**Stored rows**

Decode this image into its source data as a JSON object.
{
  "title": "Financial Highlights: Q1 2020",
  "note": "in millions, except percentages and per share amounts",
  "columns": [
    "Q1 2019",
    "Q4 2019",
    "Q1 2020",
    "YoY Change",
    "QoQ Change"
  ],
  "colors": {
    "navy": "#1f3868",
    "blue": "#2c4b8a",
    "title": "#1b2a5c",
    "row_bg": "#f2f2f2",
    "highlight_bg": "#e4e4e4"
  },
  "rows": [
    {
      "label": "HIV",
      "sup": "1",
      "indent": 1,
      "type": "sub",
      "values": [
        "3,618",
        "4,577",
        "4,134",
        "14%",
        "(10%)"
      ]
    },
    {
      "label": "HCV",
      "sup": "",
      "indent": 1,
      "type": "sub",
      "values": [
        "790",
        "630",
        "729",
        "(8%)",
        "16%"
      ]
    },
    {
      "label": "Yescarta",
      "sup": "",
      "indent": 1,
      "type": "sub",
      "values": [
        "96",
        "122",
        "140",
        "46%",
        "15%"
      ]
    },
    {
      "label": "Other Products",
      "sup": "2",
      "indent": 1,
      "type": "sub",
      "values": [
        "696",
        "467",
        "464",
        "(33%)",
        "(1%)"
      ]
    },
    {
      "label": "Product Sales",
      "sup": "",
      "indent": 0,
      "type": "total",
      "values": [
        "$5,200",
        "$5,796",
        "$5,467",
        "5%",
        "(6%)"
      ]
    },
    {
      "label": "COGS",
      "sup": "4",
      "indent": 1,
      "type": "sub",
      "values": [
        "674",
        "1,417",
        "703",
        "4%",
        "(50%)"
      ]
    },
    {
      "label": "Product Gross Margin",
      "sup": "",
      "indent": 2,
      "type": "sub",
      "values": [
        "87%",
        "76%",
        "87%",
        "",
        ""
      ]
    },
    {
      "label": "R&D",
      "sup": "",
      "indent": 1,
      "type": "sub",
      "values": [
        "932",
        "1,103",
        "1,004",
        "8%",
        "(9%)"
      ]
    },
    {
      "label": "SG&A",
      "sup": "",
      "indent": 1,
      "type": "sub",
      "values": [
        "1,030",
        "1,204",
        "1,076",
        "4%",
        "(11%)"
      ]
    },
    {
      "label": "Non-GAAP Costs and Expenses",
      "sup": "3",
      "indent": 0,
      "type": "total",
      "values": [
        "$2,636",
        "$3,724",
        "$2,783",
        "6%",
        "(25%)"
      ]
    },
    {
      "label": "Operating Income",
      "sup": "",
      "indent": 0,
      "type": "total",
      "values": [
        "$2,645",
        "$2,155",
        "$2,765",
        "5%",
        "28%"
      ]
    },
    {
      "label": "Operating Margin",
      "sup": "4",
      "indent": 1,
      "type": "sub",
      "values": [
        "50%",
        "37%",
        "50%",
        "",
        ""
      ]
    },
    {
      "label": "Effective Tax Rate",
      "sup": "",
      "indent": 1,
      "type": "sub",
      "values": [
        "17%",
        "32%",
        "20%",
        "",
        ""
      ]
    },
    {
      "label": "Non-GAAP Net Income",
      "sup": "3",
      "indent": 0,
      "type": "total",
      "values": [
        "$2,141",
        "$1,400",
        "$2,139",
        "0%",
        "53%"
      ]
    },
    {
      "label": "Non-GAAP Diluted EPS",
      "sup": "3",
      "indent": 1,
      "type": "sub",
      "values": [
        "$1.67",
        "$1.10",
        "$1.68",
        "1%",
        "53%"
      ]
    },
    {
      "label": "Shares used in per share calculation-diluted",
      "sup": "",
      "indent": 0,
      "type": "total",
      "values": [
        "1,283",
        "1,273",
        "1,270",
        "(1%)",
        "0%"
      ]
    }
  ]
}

**Task prompt**
Identify every line above that includes the word "Operating", and show those lines.

**Response for this exercise**
      "label": "Operating Income",
      "label": "Operating Margin",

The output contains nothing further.